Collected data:
☆ ☆ ☆ ☆ ☆ ☆ ☆
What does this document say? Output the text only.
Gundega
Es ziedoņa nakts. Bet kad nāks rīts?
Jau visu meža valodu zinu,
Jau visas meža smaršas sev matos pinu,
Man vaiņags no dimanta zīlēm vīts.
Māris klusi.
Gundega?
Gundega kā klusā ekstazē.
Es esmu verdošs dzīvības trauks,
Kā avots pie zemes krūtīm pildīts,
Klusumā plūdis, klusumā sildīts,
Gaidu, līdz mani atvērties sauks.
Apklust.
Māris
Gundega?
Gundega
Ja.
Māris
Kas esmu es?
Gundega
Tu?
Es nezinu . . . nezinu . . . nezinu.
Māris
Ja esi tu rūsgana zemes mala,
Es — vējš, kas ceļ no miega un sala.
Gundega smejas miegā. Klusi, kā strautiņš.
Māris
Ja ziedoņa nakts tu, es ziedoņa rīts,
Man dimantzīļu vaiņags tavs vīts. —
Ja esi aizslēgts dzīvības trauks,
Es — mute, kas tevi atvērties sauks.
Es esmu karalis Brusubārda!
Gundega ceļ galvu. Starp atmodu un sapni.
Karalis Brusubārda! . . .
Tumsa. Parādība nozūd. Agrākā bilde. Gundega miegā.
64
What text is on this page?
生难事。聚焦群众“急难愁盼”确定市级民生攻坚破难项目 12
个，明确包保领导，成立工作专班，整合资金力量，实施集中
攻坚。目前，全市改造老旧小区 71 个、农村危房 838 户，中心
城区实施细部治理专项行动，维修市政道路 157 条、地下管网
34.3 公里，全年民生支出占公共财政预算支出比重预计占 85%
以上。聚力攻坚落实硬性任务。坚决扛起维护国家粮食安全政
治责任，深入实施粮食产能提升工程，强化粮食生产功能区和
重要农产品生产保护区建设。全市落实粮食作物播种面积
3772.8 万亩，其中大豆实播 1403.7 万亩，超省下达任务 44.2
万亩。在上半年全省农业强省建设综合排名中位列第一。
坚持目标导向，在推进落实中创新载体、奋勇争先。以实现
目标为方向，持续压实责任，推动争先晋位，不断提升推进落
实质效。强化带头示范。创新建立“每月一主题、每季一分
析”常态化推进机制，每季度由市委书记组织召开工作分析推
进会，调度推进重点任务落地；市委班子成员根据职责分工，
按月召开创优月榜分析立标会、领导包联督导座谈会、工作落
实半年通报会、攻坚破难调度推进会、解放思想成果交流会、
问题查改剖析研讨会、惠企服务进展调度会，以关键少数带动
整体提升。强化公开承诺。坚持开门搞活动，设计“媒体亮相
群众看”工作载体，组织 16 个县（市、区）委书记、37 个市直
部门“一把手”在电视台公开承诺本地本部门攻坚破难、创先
☆ ☆ ☆ ☆ ☆ ☆ ☆
**WHAT YOU WILL DO**
Gather up every line in the data above that contains the word "atvērties", copying each one.

**CORRECT RESPONSE**
Gaidu, līdz mani atvērties sauks.
Es — mute, kas tevi atvērties sauks.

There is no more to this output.